◆ EXCERPTED TEXT:
# # # #
# Star Wars Visions



## ProtogenWolF (Aug 17, 2021)

So at first I hard about this I thought ohh i hope it’s not going to be another bad Star Wars movie…but after finding out that’s is going to be a anime show and saw the official trailer…..I’m in ! It looks freeking Awsome! And way back in the archives from what I heard George Lucas wanted to do some kind of anime with Star Wars , well this is it,

this will also be my first anime watch xD


----------



## Marius Merganser (Aug 18, 2021)

It definitely looks interesting.  
I was a little disappointed with the last few animated Star Wars series but I'll definitely check this one out.


----------



## Marius Merganser (Sep 29, 2021)

Found this thread again and thought I'd check in after watching the series.

Without spoilers:

E1 "The Duel" was pretty good.  Classic story, nice rotoscoping, kind of like Star Wars in feudal Japan.  Fourth favorite episode.
# # # #
◆ Layout records:
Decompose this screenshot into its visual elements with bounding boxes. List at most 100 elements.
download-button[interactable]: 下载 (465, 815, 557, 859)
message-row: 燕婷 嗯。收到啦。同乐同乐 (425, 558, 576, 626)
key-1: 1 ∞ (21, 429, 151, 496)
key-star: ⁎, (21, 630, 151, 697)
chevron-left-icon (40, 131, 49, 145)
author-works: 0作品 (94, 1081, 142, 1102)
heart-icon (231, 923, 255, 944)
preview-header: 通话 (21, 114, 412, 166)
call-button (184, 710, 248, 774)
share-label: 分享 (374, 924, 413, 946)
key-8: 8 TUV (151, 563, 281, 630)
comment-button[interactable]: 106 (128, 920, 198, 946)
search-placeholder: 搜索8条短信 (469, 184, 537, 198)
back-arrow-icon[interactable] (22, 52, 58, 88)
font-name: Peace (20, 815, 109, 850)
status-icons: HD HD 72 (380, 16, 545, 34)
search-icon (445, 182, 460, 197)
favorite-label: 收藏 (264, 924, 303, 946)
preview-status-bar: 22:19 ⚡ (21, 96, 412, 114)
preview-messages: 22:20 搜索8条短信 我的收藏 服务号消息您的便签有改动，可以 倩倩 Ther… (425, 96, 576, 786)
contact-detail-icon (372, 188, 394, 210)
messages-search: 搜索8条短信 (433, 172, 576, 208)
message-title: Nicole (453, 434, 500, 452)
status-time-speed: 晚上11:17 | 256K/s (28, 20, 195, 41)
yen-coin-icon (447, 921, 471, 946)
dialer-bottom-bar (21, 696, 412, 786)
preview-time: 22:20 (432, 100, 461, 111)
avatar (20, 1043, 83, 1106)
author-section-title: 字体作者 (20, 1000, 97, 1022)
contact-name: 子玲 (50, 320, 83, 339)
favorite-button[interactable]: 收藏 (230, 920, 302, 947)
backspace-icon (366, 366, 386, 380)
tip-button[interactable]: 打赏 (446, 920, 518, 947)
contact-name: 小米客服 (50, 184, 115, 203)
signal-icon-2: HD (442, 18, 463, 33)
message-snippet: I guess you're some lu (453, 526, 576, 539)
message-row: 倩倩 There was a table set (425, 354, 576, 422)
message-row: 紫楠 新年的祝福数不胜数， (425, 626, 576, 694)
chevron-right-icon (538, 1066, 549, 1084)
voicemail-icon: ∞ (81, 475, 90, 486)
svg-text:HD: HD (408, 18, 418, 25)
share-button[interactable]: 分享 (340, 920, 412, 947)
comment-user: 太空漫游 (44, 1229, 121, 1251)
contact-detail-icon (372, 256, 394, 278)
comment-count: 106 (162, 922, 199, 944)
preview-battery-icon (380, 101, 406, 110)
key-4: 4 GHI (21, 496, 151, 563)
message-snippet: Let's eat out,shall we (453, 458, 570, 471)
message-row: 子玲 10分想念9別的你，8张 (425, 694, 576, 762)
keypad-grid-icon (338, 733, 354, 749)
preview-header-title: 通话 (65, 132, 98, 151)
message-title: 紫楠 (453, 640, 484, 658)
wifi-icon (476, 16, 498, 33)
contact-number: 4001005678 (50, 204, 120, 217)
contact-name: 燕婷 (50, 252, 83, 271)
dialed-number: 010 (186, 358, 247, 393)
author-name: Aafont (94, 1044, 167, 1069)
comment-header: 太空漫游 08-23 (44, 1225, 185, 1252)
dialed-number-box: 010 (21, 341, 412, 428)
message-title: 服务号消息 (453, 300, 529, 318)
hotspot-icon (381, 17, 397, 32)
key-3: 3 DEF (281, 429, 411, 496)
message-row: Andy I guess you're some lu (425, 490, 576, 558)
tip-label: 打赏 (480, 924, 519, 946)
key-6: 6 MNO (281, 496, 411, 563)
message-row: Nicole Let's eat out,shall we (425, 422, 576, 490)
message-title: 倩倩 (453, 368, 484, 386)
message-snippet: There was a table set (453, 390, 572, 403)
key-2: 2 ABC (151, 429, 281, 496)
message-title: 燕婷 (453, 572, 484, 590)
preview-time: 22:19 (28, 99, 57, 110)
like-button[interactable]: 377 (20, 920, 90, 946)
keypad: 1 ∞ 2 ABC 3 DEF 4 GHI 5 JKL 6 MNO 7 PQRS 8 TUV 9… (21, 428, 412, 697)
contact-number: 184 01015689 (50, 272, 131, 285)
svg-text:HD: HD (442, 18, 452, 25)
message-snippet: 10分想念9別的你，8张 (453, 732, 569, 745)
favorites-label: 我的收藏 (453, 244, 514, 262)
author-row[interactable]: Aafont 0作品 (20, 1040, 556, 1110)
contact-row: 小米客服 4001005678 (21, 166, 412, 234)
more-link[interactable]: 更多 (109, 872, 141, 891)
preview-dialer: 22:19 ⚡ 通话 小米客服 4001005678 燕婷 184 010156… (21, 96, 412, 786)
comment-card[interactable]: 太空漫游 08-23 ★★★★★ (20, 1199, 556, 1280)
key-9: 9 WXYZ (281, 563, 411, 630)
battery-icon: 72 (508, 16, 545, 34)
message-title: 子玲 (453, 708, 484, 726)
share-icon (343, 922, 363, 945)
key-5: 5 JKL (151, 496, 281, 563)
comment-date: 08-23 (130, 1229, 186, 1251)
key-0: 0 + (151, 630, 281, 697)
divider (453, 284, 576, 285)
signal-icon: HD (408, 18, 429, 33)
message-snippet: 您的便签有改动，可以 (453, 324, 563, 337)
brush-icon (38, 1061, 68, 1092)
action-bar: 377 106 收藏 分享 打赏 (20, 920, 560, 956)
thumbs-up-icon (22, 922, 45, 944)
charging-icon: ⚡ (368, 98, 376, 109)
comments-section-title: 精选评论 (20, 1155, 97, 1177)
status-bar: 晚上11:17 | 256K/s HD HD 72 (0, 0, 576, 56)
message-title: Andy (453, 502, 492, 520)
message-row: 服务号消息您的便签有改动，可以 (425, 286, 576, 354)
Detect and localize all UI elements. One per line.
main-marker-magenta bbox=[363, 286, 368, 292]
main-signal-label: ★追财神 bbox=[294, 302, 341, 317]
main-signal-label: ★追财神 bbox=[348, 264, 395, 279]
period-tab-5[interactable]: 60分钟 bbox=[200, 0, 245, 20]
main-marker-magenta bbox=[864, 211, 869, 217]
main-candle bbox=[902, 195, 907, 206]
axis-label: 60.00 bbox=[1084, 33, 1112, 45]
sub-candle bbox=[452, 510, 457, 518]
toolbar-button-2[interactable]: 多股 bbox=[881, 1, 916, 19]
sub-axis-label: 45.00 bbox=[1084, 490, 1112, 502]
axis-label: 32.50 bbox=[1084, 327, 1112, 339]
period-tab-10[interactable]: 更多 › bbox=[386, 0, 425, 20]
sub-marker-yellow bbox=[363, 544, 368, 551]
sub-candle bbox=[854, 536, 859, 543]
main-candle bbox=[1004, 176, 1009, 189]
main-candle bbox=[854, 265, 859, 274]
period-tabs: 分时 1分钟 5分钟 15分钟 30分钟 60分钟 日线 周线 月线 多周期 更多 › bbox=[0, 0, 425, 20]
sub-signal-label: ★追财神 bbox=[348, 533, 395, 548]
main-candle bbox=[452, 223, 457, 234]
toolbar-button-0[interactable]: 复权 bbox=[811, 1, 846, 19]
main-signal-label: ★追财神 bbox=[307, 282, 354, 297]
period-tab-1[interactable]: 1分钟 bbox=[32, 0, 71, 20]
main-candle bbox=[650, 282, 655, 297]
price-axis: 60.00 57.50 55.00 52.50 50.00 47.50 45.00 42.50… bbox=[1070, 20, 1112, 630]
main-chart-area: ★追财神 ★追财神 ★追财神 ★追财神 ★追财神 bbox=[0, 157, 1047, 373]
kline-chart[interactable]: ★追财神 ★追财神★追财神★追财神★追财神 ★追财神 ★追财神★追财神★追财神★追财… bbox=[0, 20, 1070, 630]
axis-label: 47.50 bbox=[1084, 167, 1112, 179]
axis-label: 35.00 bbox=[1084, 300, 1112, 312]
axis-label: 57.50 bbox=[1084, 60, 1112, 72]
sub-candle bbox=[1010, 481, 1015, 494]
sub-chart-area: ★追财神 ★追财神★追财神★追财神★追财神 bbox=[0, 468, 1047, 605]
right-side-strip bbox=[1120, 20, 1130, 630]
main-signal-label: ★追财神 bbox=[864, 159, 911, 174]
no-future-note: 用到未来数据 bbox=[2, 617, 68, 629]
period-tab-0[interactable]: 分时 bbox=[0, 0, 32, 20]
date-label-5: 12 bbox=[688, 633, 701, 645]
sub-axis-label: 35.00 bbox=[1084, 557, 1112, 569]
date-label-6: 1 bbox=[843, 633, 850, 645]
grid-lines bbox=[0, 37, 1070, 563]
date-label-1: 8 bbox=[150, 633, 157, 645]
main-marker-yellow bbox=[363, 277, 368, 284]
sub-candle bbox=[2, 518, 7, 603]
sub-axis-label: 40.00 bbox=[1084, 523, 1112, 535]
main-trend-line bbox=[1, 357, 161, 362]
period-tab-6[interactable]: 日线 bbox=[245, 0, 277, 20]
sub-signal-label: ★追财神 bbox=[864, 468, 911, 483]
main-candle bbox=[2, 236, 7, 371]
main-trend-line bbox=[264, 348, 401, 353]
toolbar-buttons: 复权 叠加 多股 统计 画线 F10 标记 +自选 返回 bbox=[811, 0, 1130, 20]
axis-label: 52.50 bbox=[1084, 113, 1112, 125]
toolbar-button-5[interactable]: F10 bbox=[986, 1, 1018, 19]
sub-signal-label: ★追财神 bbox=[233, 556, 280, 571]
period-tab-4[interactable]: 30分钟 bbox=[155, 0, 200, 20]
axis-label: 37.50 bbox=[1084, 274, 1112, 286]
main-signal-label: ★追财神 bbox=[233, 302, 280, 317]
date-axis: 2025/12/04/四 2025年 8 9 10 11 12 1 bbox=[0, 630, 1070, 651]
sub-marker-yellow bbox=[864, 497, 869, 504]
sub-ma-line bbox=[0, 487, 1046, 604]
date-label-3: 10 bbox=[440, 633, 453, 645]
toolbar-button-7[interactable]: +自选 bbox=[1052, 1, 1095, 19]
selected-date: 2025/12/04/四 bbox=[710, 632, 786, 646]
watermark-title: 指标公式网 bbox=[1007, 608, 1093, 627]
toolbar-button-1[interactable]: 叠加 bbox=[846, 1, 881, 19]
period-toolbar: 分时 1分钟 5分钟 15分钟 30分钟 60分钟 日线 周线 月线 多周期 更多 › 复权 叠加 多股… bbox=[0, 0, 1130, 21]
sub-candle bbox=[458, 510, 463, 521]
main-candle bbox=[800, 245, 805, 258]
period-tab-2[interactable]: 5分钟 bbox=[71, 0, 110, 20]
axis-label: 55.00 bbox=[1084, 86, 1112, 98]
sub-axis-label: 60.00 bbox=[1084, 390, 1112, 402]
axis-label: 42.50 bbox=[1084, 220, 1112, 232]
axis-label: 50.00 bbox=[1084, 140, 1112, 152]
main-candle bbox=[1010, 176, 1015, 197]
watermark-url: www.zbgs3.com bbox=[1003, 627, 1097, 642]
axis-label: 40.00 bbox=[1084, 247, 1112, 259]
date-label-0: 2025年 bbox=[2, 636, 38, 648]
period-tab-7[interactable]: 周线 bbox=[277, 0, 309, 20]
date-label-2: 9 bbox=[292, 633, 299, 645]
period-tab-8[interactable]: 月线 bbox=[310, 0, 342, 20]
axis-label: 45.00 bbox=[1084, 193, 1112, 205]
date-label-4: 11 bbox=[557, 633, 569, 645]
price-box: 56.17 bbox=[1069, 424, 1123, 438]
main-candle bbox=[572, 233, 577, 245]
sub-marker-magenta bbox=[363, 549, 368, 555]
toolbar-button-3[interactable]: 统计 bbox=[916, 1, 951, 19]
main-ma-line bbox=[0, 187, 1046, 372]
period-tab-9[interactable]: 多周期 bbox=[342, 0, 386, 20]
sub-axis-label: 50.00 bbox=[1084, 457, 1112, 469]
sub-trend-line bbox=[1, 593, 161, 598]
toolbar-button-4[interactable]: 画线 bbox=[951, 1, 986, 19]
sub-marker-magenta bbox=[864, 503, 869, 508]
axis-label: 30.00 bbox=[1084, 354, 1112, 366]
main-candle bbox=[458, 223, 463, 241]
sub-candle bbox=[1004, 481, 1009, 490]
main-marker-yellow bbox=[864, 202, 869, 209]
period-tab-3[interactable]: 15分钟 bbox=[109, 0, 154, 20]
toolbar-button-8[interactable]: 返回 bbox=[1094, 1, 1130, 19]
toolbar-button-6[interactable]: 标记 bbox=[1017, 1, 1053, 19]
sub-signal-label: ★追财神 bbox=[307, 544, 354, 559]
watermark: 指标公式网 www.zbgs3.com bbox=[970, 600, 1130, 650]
# # # #
◆ THINGS TO DO:
**1)** In the Star Wars Visions thread, where does Marius Merganser rank the episode "The Duel"?
**2)** Echo the part of the Star Wars Visions thread starting at "## ProtogenWolF (Aug" and ending at "definitely looks interesting.".

◆ OUTPUTS IN ORDER:
**1)** Fourth favorite episode.

**2)**
## ProtogenWolF (Aug 17, 2021)

So at first I hard about this I thought ohh i hope it’s not going to be another bad Star Wars movie…but after finding out that’s is going to be a anime show and saw the official trailer…..I’m in ! It looks freeking Awsome! And way back in the archives from what I heard George Lucas wanted to do some kind of anime with Star Wars , well this is it,

this will also be my first anime watch xD


----------



## Marius Merganser (Aug 18, 2021)

It definitely looks interesting.